── GIVEN INFORMATION

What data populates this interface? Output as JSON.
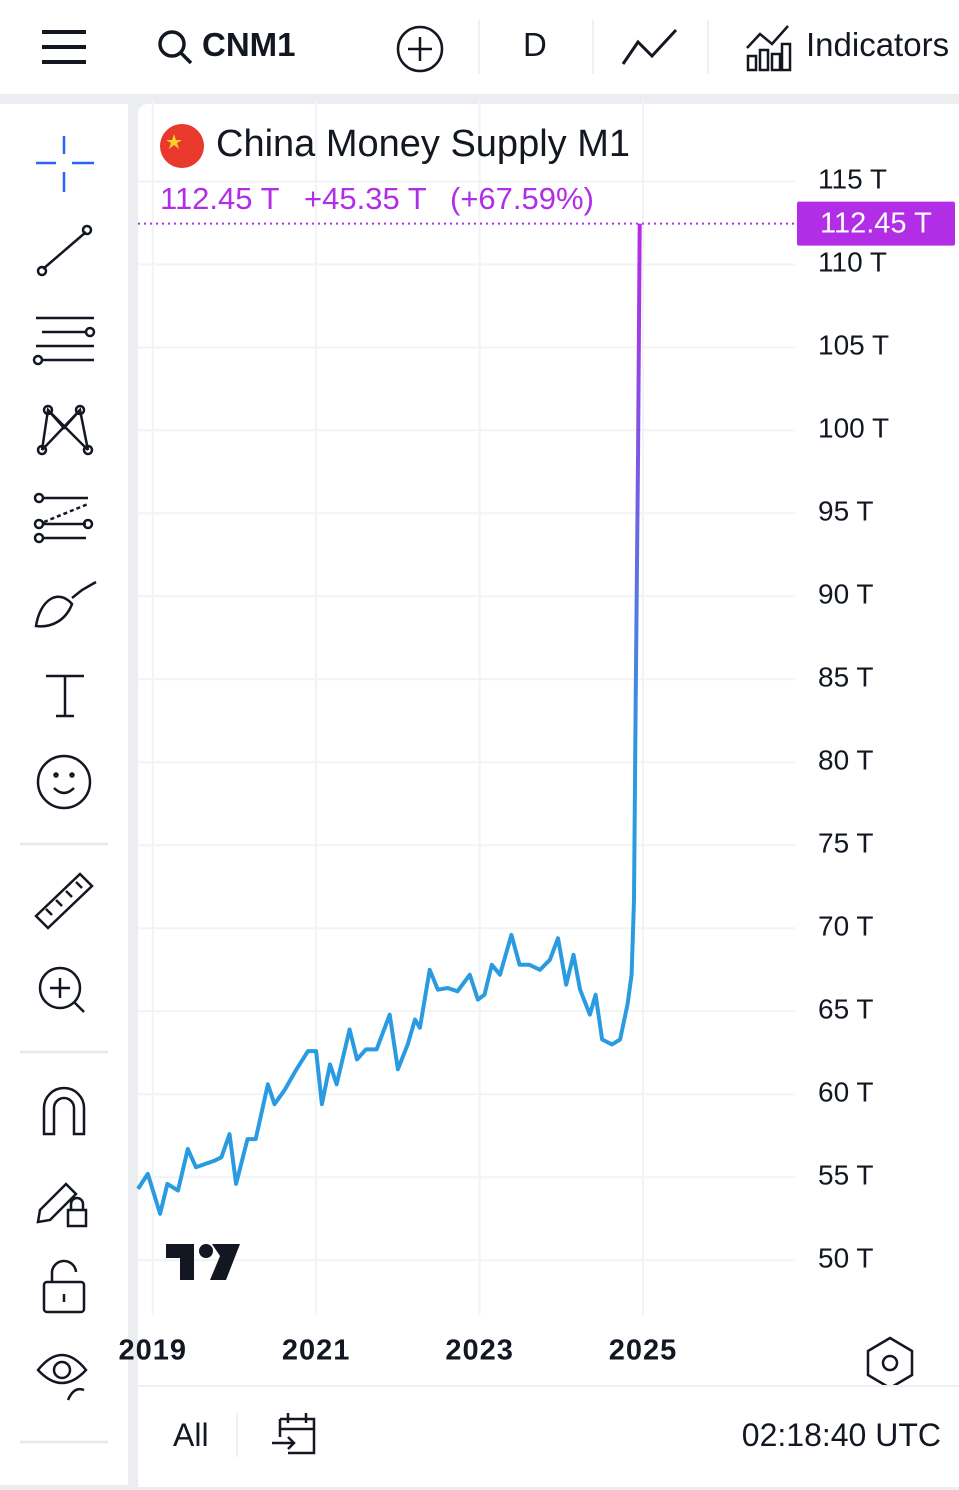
{
  "toolbar": {
    "symbol": "CNM1",
    "interval": "D",
    "indicators": "Indicators"
  },
  "legend": {
    "last": "112.45 T",
    "change": "+45.35 T",
    "change_percent": "(+67.59%)"
  },
  "bottom_bar": {
    "range": "All",
    "clock": "02:18:40 UTC"
  },
  "chart_data": {
    "type": "line",
    "title": "China Money Supply M1",
    "x": [
      2018.82,
      2018.94,
      2019.09,
      2019.18,
      2019.31,
      2019.43,
      2019.53,
      2019.64,
      2019.76,
      2019.84,
      2019.94,
      2020.02,
      2020.16,
      2020.26,
      2020.41,
      2020.49,
      2020.62,
      2020.76,
      2020.9,
      2021.0,
      2021.07,
      2021.17,
      2021.25,
      2021.41,
      2021.5,
      2021.61,
      2021.74,
      2021.9,
      2022.0,
      2022.12,
      2022.21,
      2022.27,
      2022.39,
      2022.49,
      2022.61,
      2022.73,
      2022.88,
      2022.98,
      2023.06,
      2023.15,
      2023.25,
      2023.39,
      2023.49,
      2023.61,
      2023.74,
      2023.86,
      2023.96,
      2024.06,
      2024.15,
      2024.23,
      2024.35,
      2024.42,
      2024.5,
      2024.62,
      2024.72,
      2024.81,
      2024.86,
      2024.89,
      2024.91,
      2024.94,
      2024.96
    ],
    "series": [
      {
        "color": "#2a9be0",
        "color_top": "#b12ee6",
        "values": [
          54.3,
          55.2,
          52.8,
          54.6,
          54.2,
          56.7,
          55.6,
          55.8,
          56.0,
          56.2,
          57.6,
          54.6,
          57.3,
          57.3,
          60.6,
          59.4,
          60.3,
          61.5,
          62.6,
          62.6,
          59.4,
          61.8,
          60.6,
          63.9,
          62.1,
          62.7,
          62.7,
          64.8,
          61.5,
          63.0,
          64.5,
          64.0,
          67.5,
          66.3,
          66.4,
          66.2,
          67.2,
          65.7,
          66.0,
          67.8,
          67.2,
          69.6,
          67.8,
          67.8,
          67.5,
          68.1,
          69.4,
          66.6,
          68.4,
          66.3,
          64.8,
          66.0,
          63.3,
          63.0,
          63.3,
          65.4,
          67.2,
          71.7,
          83.8,
          98.9,
          112.45
        ]
      }
    ],
    "last_value": {
      "value": 112.45,
      "label": "112.45 T"
    },
    "xlim": [
      2018.82,
      2026.86
    ],
    "xticks": [
      2019,
      2021,
      2023,
      2025
    ],
    "ylim": [
      46.7,
      119.9
    ],
    "yticks": [
      {
        "value": 50,
        "label": "50 T"
      },
      {
        "value": 55,
        "label": "55 T"
      },
      {
        "value": 60,
        "label": "60 T"
      },
      {
        "value": 65,
        "label": "65 T"
      },
      {
        "value": 70,
        "label": "70 T"
      },
      {
        "value": 75,
        "label": "75 T"
      },
      {
        "value": 80,
        "label": "80 T"
      },
      {
        "value": 85,
        "label": "85 T"
      },
      {
        "value": 90,
        "label": "90 T"
      },
      {
        "value": 95,
        "label": "95 T"
      },
      {
        "value": 100,
        "label": "100 T"
      },
      {
        "value": 105,
        "label": "105 T"
      },
      {
        "value": 110,
        "label": "110 T"
      },
      {
        "value": 115,
        "label": "115 T"
      }
    ],
    "grid": true
  }
}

────

Every record above should come back exactly, but without its pictures.

**SOLUTION TO THE EXERCISE:**
What data populates this interface? Output as JSON.
{
  "toolbar": {
    "symbol": "CNM1",
    "interval": "D",
    "indicators": "Indicators"
  },
  "legend": {
    "last": "112.45 T",
    "change": "+45.35 T",
    "change_percent": "(+67.59%)"
  },
  "bottom_bar": {
    "range": "All",
    "clock": "02:18:40 UTC"
  },
  "chart_data": {
    "type": "line",
    "title": "China Money Supply M1",
    "x": [
      2018.82,
      2018.94,
      2019.09,
      2019.18,
      2019.31,
      2019.43,
      2019.53,
      2019.64,
      2019.76,
      2019.84,
      2019.94,
      2020.02,
      2020.16,
      2020.26,
      2020.41,
      2020.49,
      2020.62,
      2020.76,
      2020.9,
      2021.0,
      2021.07,
      2021.17,
      2021.25,
      2021.41,
      2021.5,
      2021.61,
      2021.74,
      2021.9,
      2022.0,
      2022.12,
      2022.21,
      2022.27,
      2022.39,
      2022.49,
      2022.61,
      2022.73,
      2022.88,
      2022.98,
      2023.06,
      2023.15,
      2023.25,
      2023.39,
      2023.49,
      2023.61,
      2023.74,
      2023.86,
      2023.96,
      2024.06,
      2024.15,
      2024.23,
      2024.35,
      2024.42,
      2024.5,
      2024.62,
      2024.72,
      2024.81,
      2024.86,
      2024.89,
      2024.91,
      2024.94,
      2024.96
    ],
    "series": [
      {
        "color": "#2a9be0",
        "color_top": "#b12ee6",
        "values": [
          54.3,
          55.2,
          52.8,
          54.6,
          54.2,
          56.7,
          55.6,
          55.8,
          56.0,
          56.2,
          57.6,
          54.6,
          57.3,
          57.3,
          60.6,
          59.4,
          60.3,
          61.5,
          62.6,
          62.6,
          59.4,
          61.8,
          60.6,
          63.9,
          62.1,
          62.7,
          62.7,
          64.8,
          61.5,
          63.0,
          64.5,
          64.0,
          67.5,
          66.3,
          66.4,
          66.2,
          67.2,
          65.7,
          66.0,
          67.8,
          67.2,
          69.6,
          67.8,
          67.8,
          67.5,
          68.1,
          69.4,
          66.6,
          68.4,
          66.3,
          64.8,
          66.0,
          63.3,
          63.0,
          63.3,
          65.4,
          67.2,
          71.7,
          83.8,
          98.9,
          112.45
        ]
      }
    ],
    "last_value": {
      "value": 112.45,
      "label": "112.45 T"
    },
    "xlim": [
      2018.82,
      2026.86
    ],
    "xticks": [
      2019,
      2021,
      2023,
      2025
    ],
    "ylim": [
      46.7,
      119.9
    ],
    "yticks": [
      {
        "value": 50,
        "label": "50 T"
      },
      {
        "value": 55,
        "label": "55 T"
      },
      {
        "value": 60,
        "label": "60 T"
      },
      {
        "value": 65,
        "label": "65 T"
      },
      {
        "value": 70,
        "label": "70 T"
      },
      {
        "value": 75,
        "label": "75 T"
      },
      {
        "value": 80,
        "label": "80 T"
      },
      {
        "value": 85,
        "label": "85 T"
      },
      {
        "value": 90,
        "label": "90 T"
      },
      {
        "value": 95,
        "label": "95 T"
      },
      {
        "value": 100,
        "label": "100 T"
      },
      {
        "value": 105,
        "label": "105 T"
      },
      {
        "value": 110,
        "label": "110 T"
      },
      {
        "value": 115,
        "label": "115 T"
      }
    ],
    "grid": true
  }
}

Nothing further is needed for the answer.